What is asked> Make an exact copy of the entries, and keep any pictures out of it.

#### Records to process ####

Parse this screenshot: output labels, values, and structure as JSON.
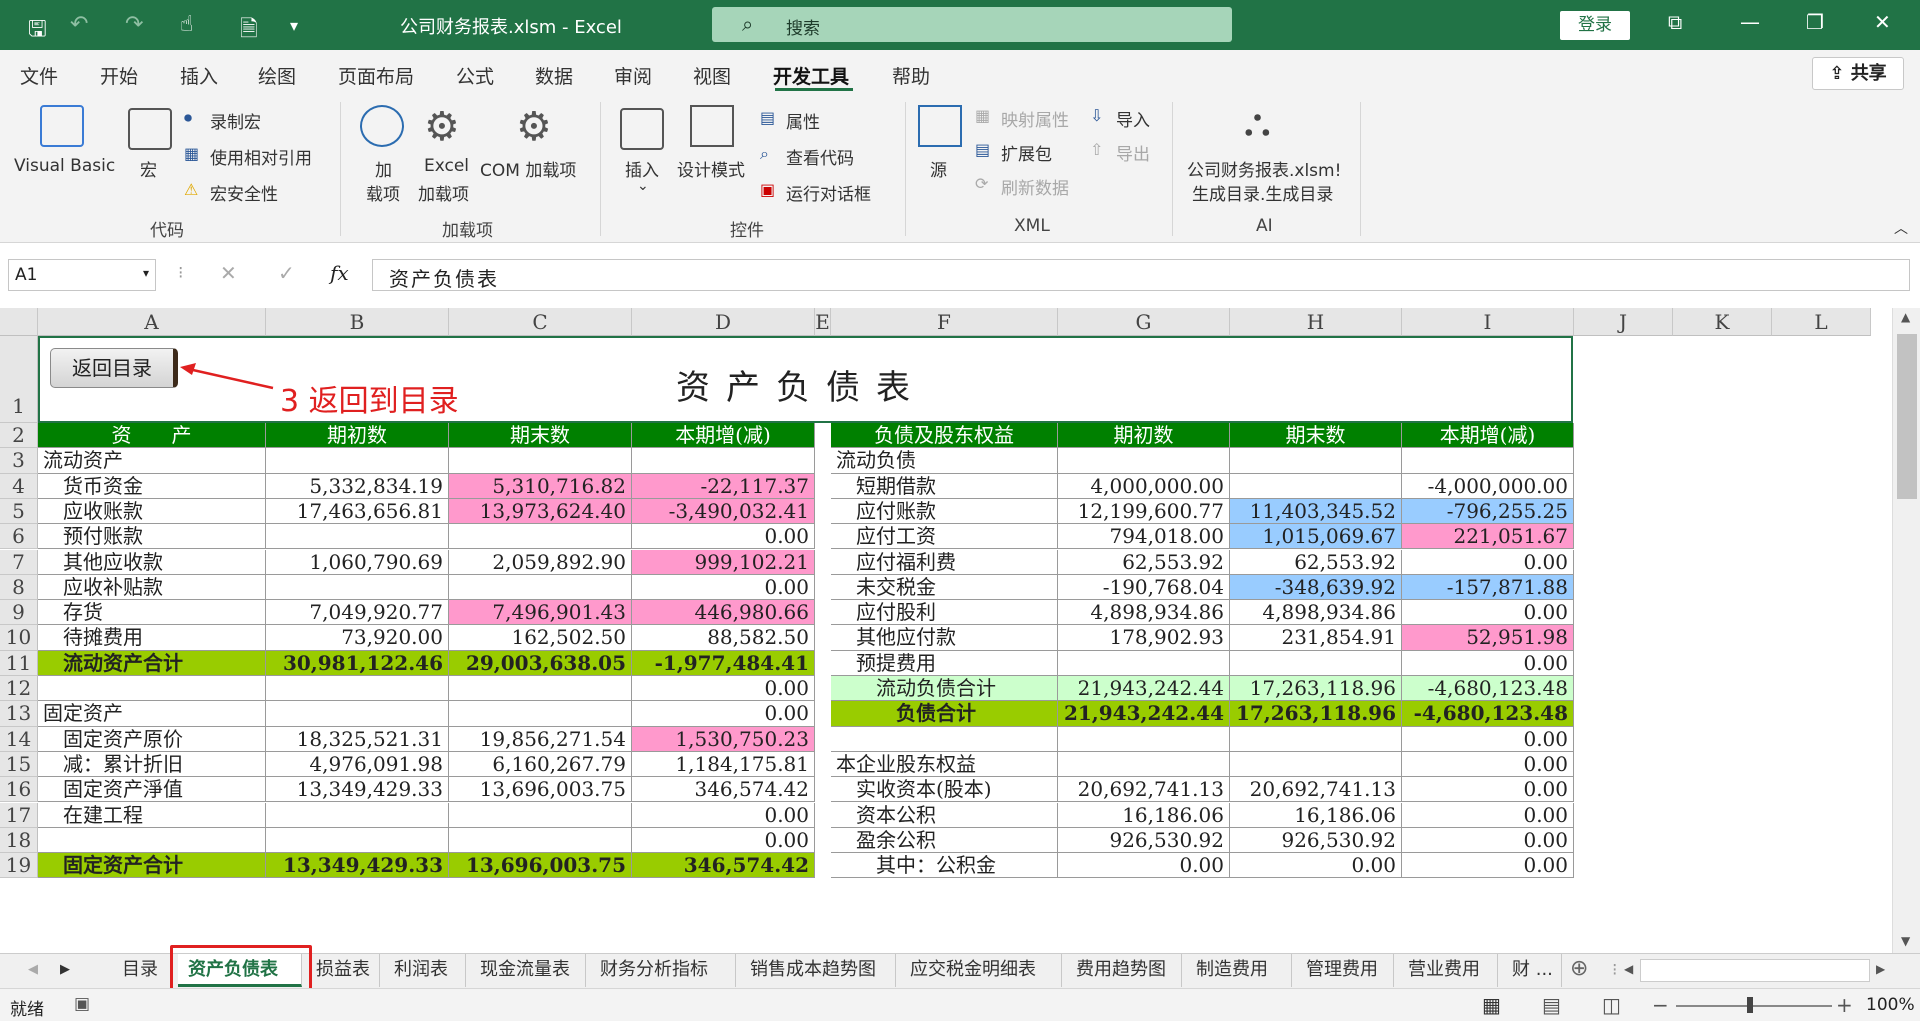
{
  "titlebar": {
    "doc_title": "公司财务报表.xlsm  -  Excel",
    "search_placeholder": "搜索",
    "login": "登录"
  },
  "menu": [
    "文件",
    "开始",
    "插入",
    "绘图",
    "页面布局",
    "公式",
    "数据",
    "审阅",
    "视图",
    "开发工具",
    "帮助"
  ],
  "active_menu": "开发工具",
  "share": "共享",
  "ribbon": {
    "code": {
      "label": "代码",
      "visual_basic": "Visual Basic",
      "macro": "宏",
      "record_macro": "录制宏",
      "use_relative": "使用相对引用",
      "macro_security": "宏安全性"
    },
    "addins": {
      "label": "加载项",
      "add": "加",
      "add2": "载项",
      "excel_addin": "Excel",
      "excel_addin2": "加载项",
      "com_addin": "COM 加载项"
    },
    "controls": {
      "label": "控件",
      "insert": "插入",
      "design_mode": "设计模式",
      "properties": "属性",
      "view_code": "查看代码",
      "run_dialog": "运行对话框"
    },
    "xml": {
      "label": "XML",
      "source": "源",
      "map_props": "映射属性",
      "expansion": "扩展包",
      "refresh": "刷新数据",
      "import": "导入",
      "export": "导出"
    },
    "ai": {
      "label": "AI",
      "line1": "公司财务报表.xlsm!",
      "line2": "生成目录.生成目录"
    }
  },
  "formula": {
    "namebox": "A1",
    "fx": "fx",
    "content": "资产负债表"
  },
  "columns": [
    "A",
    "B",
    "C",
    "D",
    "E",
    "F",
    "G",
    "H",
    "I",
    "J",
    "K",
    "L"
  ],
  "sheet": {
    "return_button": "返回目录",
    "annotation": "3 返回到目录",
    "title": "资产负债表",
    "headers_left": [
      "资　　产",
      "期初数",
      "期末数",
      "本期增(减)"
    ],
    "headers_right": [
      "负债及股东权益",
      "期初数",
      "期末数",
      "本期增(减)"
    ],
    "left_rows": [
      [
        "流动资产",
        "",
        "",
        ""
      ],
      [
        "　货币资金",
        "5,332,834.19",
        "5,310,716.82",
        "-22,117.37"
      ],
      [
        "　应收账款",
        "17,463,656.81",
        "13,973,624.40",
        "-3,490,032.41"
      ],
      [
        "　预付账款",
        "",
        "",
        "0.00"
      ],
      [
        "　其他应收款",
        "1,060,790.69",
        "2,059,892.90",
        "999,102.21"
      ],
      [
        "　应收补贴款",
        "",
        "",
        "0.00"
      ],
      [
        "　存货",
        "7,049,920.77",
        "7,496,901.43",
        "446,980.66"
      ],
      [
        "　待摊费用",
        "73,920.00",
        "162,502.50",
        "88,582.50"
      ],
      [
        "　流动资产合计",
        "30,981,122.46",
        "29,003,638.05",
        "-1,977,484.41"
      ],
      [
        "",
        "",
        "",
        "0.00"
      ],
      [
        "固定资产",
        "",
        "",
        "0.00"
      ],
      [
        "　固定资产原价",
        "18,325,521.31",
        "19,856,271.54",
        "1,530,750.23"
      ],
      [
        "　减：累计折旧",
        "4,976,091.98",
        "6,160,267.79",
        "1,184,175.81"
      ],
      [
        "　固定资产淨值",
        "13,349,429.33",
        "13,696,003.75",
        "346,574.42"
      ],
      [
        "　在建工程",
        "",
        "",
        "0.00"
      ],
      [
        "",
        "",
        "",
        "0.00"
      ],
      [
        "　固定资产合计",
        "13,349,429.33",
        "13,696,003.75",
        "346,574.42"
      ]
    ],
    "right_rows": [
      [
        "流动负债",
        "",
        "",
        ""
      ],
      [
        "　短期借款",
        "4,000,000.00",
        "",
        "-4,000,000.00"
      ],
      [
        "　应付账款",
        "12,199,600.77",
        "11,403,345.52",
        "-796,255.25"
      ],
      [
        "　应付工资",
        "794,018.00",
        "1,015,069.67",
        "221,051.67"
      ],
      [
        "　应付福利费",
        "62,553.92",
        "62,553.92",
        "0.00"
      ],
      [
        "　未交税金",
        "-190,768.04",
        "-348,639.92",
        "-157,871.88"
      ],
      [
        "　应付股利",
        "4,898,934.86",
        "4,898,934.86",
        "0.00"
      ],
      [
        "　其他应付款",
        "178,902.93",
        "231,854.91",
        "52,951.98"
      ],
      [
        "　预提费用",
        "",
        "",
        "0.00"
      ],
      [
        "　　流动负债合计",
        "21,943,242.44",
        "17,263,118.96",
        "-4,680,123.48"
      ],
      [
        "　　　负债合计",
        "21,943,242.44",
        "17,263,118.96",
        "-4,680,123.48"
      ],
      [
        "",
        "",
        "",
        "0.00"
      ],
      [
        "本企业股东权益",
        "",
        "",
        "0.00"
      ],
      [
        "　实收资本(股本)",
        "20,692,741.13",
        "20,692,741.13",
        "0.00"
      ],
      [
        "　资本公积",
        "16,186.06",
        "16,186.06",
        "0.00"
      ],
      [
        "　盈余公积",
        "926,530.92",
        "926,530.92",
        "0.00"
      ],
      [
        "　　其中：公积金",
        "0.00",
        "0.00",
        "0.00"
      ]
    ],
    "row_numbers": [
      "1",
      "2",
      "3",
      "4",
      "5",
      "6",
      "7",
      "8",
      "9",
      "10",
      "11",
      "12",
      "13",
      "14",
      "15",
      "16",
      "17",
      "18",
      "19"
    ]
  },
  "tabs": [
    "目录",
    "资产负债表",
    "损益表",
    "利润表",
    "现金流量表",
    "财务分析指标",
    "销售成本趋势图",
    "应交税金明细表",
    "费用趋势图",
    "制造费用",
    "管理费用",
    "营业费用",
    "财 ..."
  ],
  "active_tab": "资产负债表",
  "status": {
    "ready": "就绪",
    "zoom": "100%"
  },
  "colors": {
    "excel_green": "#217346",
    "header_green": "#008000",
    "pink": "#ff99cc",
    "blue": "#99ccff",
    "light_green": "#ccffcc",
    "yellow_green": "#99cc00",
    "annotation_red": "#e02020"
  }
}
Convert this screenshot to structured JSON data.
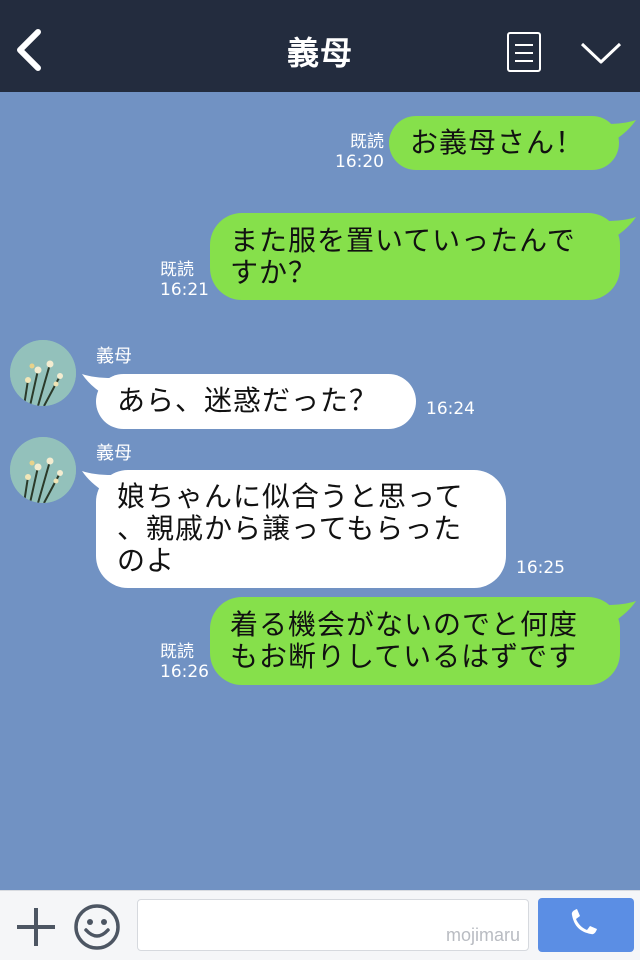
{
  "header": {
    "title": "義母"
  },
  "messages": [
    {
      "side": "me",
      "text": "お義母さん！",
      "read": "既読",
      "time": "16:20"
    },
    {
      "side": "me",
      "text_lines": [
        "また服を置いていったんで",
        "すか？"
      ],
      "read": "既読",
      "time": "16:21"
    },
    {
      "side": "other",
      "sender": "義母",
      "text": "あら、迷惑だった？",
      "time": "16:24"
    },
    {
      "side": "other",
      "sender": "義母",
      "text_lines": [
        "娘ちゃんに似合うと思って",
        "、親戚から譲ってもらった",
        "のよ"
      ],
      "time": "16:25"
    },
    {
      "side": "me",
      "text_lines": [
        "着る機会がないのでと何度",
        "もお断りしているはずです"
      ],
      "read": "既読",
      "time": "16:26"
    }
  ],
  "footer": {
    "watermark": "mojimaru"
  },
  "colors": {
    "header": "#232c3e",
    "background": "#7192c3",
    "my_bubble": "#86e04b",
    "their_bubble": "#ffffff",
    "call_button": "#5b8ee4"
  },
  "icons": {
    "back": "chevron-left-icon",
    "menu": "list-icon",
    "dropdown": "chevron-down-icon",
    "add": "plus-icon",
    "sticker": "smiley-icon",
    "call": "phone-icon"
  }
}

####

Exercise solution>
Parse this screenshot: output labels, values, and structure as JSON.
{
  "titlebar": {
    "doc_title": "公司财务报表.xlsm  -  Excel",
    "search_placeholder": "搜索",
    "login": "登录"
  },
  "menu": [
    "文件",
    "开始",
    "插入",
    "绘图",
    "页面布局",
    "公式",
    "数据",
    "审阅",
    "视图",
    "开发工具",
    "帮助"
  ],
  "active_menu": "开发工具",
  "share": "共享",
  "ribbon": {
    "code": {
      "label": "代码",
      "visual_basic": "Visual Basic",
      "macro": "宏",
      "record_macro": "录制宏",
      "use_relative": "使用相对引用",
      "macro_security": "宏安全性"
    },
    "addins": {
      "label": "加载项",
      "add": "加",
      "add2": "载项",
      "excel_addin": "Excel",
      "excel_addin2": "加载项",
      "com_addin": "COM 加载项"
    },
    "controls": {
      "label": "控件",
      "insert": "插入",
      "design_mode": "设计模式",
      "properties": "属性",
      "view_code": "查看代码",
      "run_dialog": "运行对话框"
    },
    "xml": {
      "label": "XML",
      "source": "源",
      "map_props": "映射属性",
      "expansion": "扩展包",
      "refresh": "刷新数据",
      "import": "导入",
      "export": "导出"
    },
    "ai": {
      "label": "AI",
      "line1": "公司财务报表.xlsm!",
      "line2": "生成目录.生成目录"
    }
  },
  "formula": {
    "namebox": "A1",
    "fx": "fx",
    "content": "资产负债表"
  },
  "columns": [
    "A",
    "B",
    "C",
    "D",
    "E",
    "F",
    "G",
    "H",
    "I",
    "J",
    "K",
    "L"
  ],
  "sheet": {
    "return_button": "返回目录",
    "annotation": "3 返回到目录",
    "title": "资产负债表",
    "headers_left": [
      "资　　产",
      "期初数",
      "期末数",
      "本期增(减)"
    ],
    "headers_right": [
      "负债及股东权益",
      "期初数",
      "期末数",
      "本期增(减)"
    ],
    "left_rows": [
      [
        "流动资产",
        "",
        "",
        ""
      ],
      [
        "　货币资金",
        "5,332,834.19",
        "5,310,716.82",
        "-22,117.37"
      ],
      [
        "　应收账款",
        "17,463,656.81",
        "13,973,624.40",
        "-3,490,032.41"
      ],
      [
        "　预付账款",
        "",
        "",
        "0.00"
      ],
      [
        "　其他应收款",
        "1,060,790.69",
        "2,059,892.90",
        "999,102.21"
      ],
      [
        "　应收补贴款",
        "",
        "",
        "0.00"
      ],
      [
        "　存货",
        "7,049,920.77",
        "7,496,901.43",
        "446,980.66"
      ],
      [
        "　待摊费用",
        "73,920.00",
        "162,502.50",
        "88,582.50"
      ],
      [
        "　流动资产合计",
        "30,981,122.46",
        "29,003,638.05",
        "-1,977,484.41"
      ],
      [
        "",
        "",
        "",
        "0.00"
      ],
      [
        "固定资产",
        "",
        "",
        "0.00"
      ],
      [
        "　固定资产原价",
        "18,325,521.31",
        "19,856,271.54",
        "1,530,750.23"
      ],
      [
        "　减：累计折旧",
        "4,976,091.98",
        "6,160,267.79",
        "1,184,175.81"
      ],
      [
        "　固定资产淨值",
        "13,349,429.33",
        "13,696,003.75",
        "346,574.42"
      ],
      [
        "　在建工程",
        "",
        "",
        "0.00"
      ],
      [
        "",
        "",
        "",
        "0.00"
      ],
      [
        "　固定资产合计",
        "13,349,429.33",
        "13,696,003.75",
        "346,574.42"
      ]
    ],
    "right_rows": [
      [
        "流动负债",
        "",
        "",
        ""
      ],
      [
        "　短期借款",
        "4,000,000.00",
        "",
        "-4,000,000.00"
      ],
      [
        "　应付账款",
        "12,199,600.77",
        "11,403,345.52",
        "-796,255.25"
      ],
      [
        "　应付工资",
        "794,018.00",
        "1,015,069.67",
        "221,051.67"
      ],
      [
        "　应付福利费",
        "62,553.92",
        "62,553.92",
        "0.00"
      ],
      [
        "　未交税金",
        "-190,768.04",
        "-348,639.92",
        "-157,871.88"
      ],
      [
        "　应付股利",
        "4,898,934.86",
        "4,898,934.86",
        "0.00"
      ],
      [
        "　其他应付款",
        "178,902.93",
        "231,854.91",
        "52,951.98"
      ],
      [
        "　预提费用",
        "",
        "",
        "0.00"
      ],
      [
        "　　流动负债合计",
        "21,943,242.44",
        "17,263,118.96",
        "-4,680,123.48"
      ],
      [
        "　　　负债合计",
        "21,943,242.44",
        "17,263,118.96",
        "-4,680,123.48"
      ],
      [
        "",
        "",
        "",
        "0.00"
      ],
      [
        "本企业股东权益",
        "",
        "",
        "0.00"
      ],
      [
        "　实收资本(股本)",
        "20,692,741.13",
        "20,692,741.13",
        "0.00"
      ],
      [
        "　资本公积",
        "16,186.06",
        "16,186.06",
        "0.00"
      ],
      [
        "　盈余公积",
        "926,530.92",
        "926,530.92",
        "0.00"
      ],
      [
        "　　其中：公积金",
        "0.00",
        "0.00",
        "0.00"
      ]
    ],
    "row_numbers": [
      "1",
      "2",
      "3",
      "4",
      "5",
      "6",
      "7",
      "8",
      "9",
      "10",
      "11",
      "12",
      "13",
      "14",
      "15",
      "16",
      "17",
      "18",
      "19"
    ]
  },
  "tabs": [
    "目录",
    "资产负债表",
    "损益表",
    "利润表",
    "现金流量表",
    "财务分析指标",
    "销售成本趋势图",
    "应交税金明细表",
    "费用趋势图",
    "制造费用",
    "管理费用",
    "营业费用",
    "财 ..."
  ],
  "active_tab": "资产负债表",
  "status": {
    "ready": "就绪",
    "zoom": "100%"
  },
  "colors": {
    "excel_green": "#217346",
    "header_green": "#008000",
    "pink": "#ff99cc",
    "blue": "#99ccff",
    "light_green": "#ccffcc",
    "yellow_green": "#99cc00",
    "annotation_red": "#e02020"
  }
}
Convert this screenshot to structured JSON data.
{
  "header": {
    "title": "義母"
  },
  "messages": [
    {
      "side": "me",
      "text": "お義母さん！",
      "read": "既読",
      "time": "16:20"
    },
    {
      "side": "me",
      "text_lines": [
        "また服を置いていったんで",
        "すか？"
      ],
      "read": "既読",
      "time": "16:21"
    },
    {
      "side": "other",
      "sender": "義母",
      "text": "あら、迷惑だった？",
      "time": "16:24"
    },
    {
      "side": "other",
      "sender": "義母",
      "text_lines": [
        "娘ちゃんに似合うと思って",
        "、親戚から譲ってもらった",
        "のよ"
      ],
      "time": "16:25"
    },
    {
      "side": "me",
      "text_lines": [
        "着る機会がないのでと何度",
        "もお断りしているはずです"
      ],
      "read": "既読",
      "time": "16:26"
    }
  ],
  "footer": {
    "watermark": "mojimaru"
  },
  "colors": {
    "header": "#232c3e",
    "background": "#7192c3",
    "my_bubble": "#86e04b",
    "their_bubble": "#ffffff",
    "call_button": "#5b8ee4"
  },
  "icons": {
    "back": "chevron-left-icon",
    "menu": "list-icon",
    "dropdown": "chevron-down-icon",
    "add": "plus-icon",
    "sticker": "smiley-icon",
    "call": "phone-icon"
  }
}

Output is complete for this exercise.